■ OPDRACHT:
Geef uit de tekst over het uitwerken van een verhaalidee letterlijk het stuk terug van "Als ik eenmaal" tot en met "te vergezocht zijn.".

■ GEGEVEN TEKST:
..........
Hoe ga je daarna verder?
Als ik eenmaal een goed ruw idee te pakken heb, ga ik kijken of het verhaal een kritische blik kan doorstaan. Ik ga het idee van alle kanten bekijken en ga verschillende vormen uitproberen. Ik ga ook al bekijken hoe de tekst er zou kunnen uitzien. Welke vorm moet die krijgen? Ik schets vele versies, waarbij ideeën toegevoegd of weggehaald worden. Ik streef naar eenvoud en vanzelfsprekendheid, maar ook naar verrassing en humor. Het mag vooral niet te vergezocht zijn.
Soms kan dit proces me een kant uitsturen die ik niet voorzien had. Dat kan goed uitpakken, maar soms raak ik zo ver verwijderd van mijn oorspronkelijke idee dat ik verloren loop in een bos van mogelijkheden. Dan is het belangrijk om terug te grijpen naar die allereerste kleine dummy. Daarin zie je weer wat je zo enthousiast maakte, en waar je terug naartoe moet. Het kan ook dat ik vast kom te zitten en alles opberg. Soms vind ik pas vele jaren later de oplossing voor een verhaal. Het is me al heel vaak gebeurt dat ik de meest eenvoudige oplossingen pas na veel omwegen ontdekte.
..........
■ GEGEVENSFRAGMENT:
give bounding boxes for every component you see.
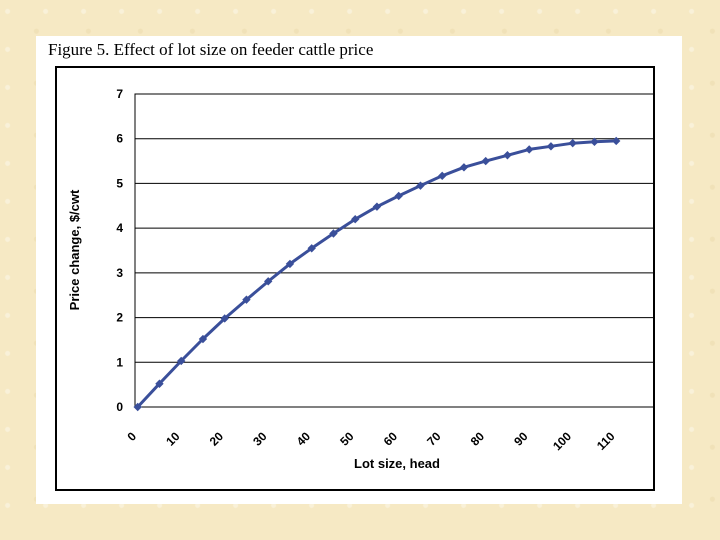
..........
■ SCHRIFTELIJK ANTWOORD:
Als ik eenmaal een goed ruw idee te pakken heb, ga ik kijken of het verhaal een kritische blik kan doorstaan. Ik ga het idee van alle kanten bekijken en ga verschillende vormen uitproberen. Ik ga ook al bekijken hoe de tekst er zou kunnen uitzien. Welke vorm moet die krijgen? Ik schets vele versies, waarbij ideeën toegevoegd of weggehaald worden. Ik streef naar eenvoud en vanzelfsprekendheid, maar ook naar verrassing en humor. Het mag vooral niet te vergezocht zijn.